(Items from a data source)
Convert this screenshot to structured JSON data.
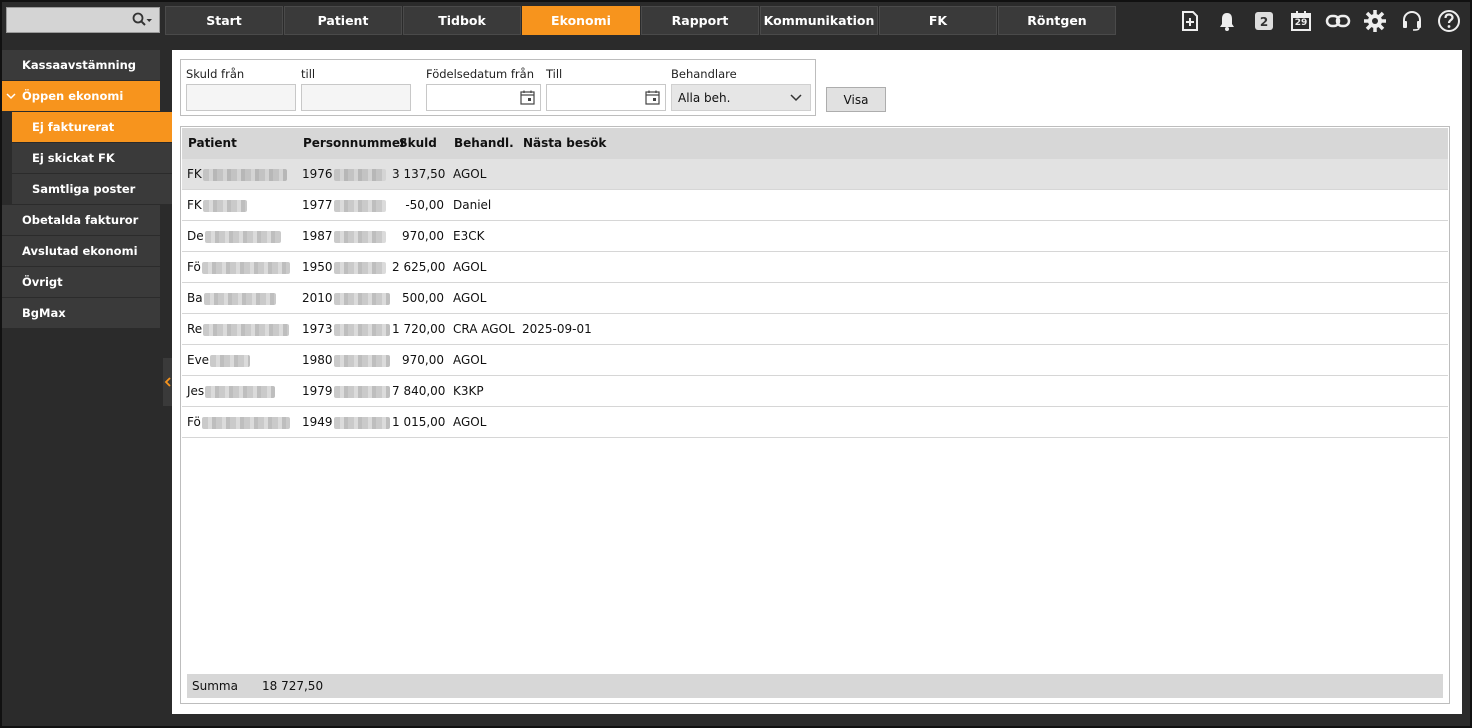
{
  "topbar": {
    "nav_tabs": [
      {
        "label": "Start",
        "active": false
      },
      {
        "label": "Patient",
        "active": false
      },
      {
        "label": "Tidbok",
        "active": false
      },
      {
        "label": "Ekonomi",
        "active": true
      },
      {
        "label": "Rapport",
        "active": false
      },
      {
        "label": "Kommunikation",
        "active": false
      },
      {
        "label": "FK",
        "active": false
      },
      {
        "label": "Röntgen",
        "active": false
      }
    ],
    "icons": [
      "new-document-icon",
      "bell-icon",
      "message-count-icon",
      "calendar-icon",
      "link-icon",
      "gear-icon",
      "headset-icon",
      "help-icon"
    ],
    "message_count": "2",
    "calendar_day": "29"
  },
  "sidebar": {
    "items": [
      {
        "label": "Kassaavstämning"
      },
      {
        "label": "Öppen ekonomi",
        "open": true
      },
      {
        "label": "Ej fakturerat",
        "sub": true,
        "active": true
      },
      {
        "label": "Ej skickat FK",
        "sub": true
      },
      {
        "label": "Samtliga poster",
        "sub": true
      },
      {
        "label": "Obetalda fakturor"
      },
      {
        "label": "Avslutad ekonomi"
      },
      {
        "label": "Övrigt"
      },
      {
        "label": "BgMax"
      }
    ]
  },
  "filters": {
    "skuld_fran_label": "Skuld från",
    "till_label": "till",
    "fodelsedatum_fran_label": "Födelsedatum från",
    "till2_label": "Till",
    "behandlare_label": "Behandlare",
    "behandlare_value": "Alla beh.",
    "visa_label": "Visa"
  },
  "table": {
    "headers": {
      "patient": "Patient",
      "pnr": "Personnummer",
      "skuld": "Skuld",
      "beh": "Behandl.",
      "next": "Nästa besök"
    },
    "rows": [
      {
        "patient": "FK",
        "pnr": "1976",
        "skuld": "3 137,50",
        "beh": "AGOL",
        "next": ""
      },
      {
        "patient": "FK",
        "pnr": "1977",
        "skuld": "-50,00",
        "beh": "Daniel",
        "next": ""
      },
      {
        "patient": "De",
        "pnr": "1987",
        "skuld": "970,00",
        "beh": "E3CK",
        "next": ""
      },
      {
        "patient": "Fö",
        "pnr": "1950",
        "skuld": "2 625,00",
        "beh": "AGOL",
        "next": ""
      },
      {
        "patient": "Ba",
        "pnr": "2010",
        "skuld": "500,00",
        "beh": "AGOL",
        "next": ""
      },
      {
        "patient": "Re",
        "pnr": "1973",
        "skuld": "1 720,00",
        "beh": "CRA AGOL",
        "next": "2025-09-01"
      },
      {
        "patient": "Eve",
        "pnr": "1980",
        "skuld": "970,00",
        "beh": "AGOL",
        "next": ""
      },
      {
        "patient": "Jes",
        "pnr": "1979",
        "skuld": "7 840,00",
        "beh": "K3KP",
        "next": ""
      },
      {
        "patient": "Fö",
        "pnr": "1949",
        "skuld": "1 015,00",
        "beh": "AGOL",
        "next": ""
      }
    ],
    "summa_label": "Summa",
    "summa_value": "18 727,50"
  },
  "colors": {
    "accent": "#f7941d",
    "dark": "#2b2b2b",
    "tab": "#3a3a3a"
  }
}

» GOAL:
Give an exact copy of the material, leaving out every picture.

» COMPLETED TASK:
Convert this screenshot to structured JSON data.
{
  "topbar": {
    "nav_tabs": [
      {
        "label": "Start",
        "active": false
      },
      {
        "label": "Patient",
        "active": false
      },
      {
        "label": "Tidbok",
        "active": false
      },
      {
        "label": "Ekonomi",
        "active": true
      },
      {
        "label": "Rapport",
        "active": false
      },
      {
        "label": "Kommunikation",
        "active": false
      },
      {
        "label": "FK",
        "active": false
      },
      {
        "label": "Röntgen",
        "active": false
      }
    ],
    "icons": [
      "new-document-icon",
      "bell-icon",
      "message-count-icon",
      "calendar-icon",
      "link-icon",
      "gear-icon",
      "headset-icon",
      "help-icon"
    ],
    "message_count": "2",
    "calendar_day": "29"
  },
  "sidebar": {
    "items": [
      {
        "label": "Kassaavstämning"
      },
      {
        "label": "Öppen ekonomi",
        "open": true
      },
      {
        "label": "Ej fakturerat",
        "sub": true,
        "active": true
      },
      {
        "label": "Ej skickat FK",
        "sub": true
      },
      {
        "label": "Samtliga poster",
        "sub": true
      },
      {
        "label": "Obetalda fakturor"
      },
      {
        "label": "Avslutad ekonomi"
      },
      {
        "label": "Övrigt"
      },
      {
        "label": "BgMax"
      }
    ]
  },
  "filters": {
    "skuld_fran_label": "Skuld från",
    "till_label": "till",
    "fodelsedatum_fran_label": "Födelsedatum från",
    "till2_label": "Till",
    "behandlare_label": "Behandlare",
    "behandlare_value": "Alla beh.",
    "visa_label": "Visa"
  },
  "table": {
    "headers": {
      "patient": "Patient",
      "pnr": "Personnummer",
      "skuld": "Skuld",
      "beh": "Behandl.",
      "next": "Nästa besök"
    },
    "rows": [
      {
        "patient": "FK",
        "pnr": "1976",
        "skuld": "3 137,50",
        "beh": "AGOL",
        "next": ""
      },
      {
        "patient": "FK",
        "pnr": "1977",
        "skuld": "-50,00",
        "beh": "Daniel",
        "next": ""
      },
      {
        "patient": "De",
        "pnr": "1987",
        "skuld": "970,00",
        "beh": "E3CK",
        "next": ""
      },
      {
        "patient": "Fö",
        "pnr": "1950",
        "skuld": "2 625,00",
        "beh": "AGOL",
        "next": ""
      },
      {
        "patient": "Ba",
        "pnr": "2010",
        "skuld": "500,00",
        "beh": "AGOL",
        "next": ""
      },
      {
        "patient": "Re",
        "pnr": "1973",
        "skuld": "1 720,00",
        "beh": "CRA AGOL",
        "next": "2025-09-01"
      },
      {
        "patient": "Eve",
        "pnr": "1980",
        "skuld": "970,00",
        "beh": "AGOL",
        "next": ""
      },
      {
        "patient": "Jes",
        "pnr": "1979",
        "skuld": "7 840,00",
        "beh": "K3KP",
        "next": ""
      },
      {
        "patient": "Fö",
        "pnr": "1949",
        "skuld": "1 015,00",
        "beh": "AGOL",
        "next": ""
      }
    ],
    "summa_label": "Summa",
    "summa_value": "18 727,50"
  },
  "colors": {
    "accent": "#f7941d",
    "dark": "#2b2b2b",
    "tab": "#3a3a3a"
  }
}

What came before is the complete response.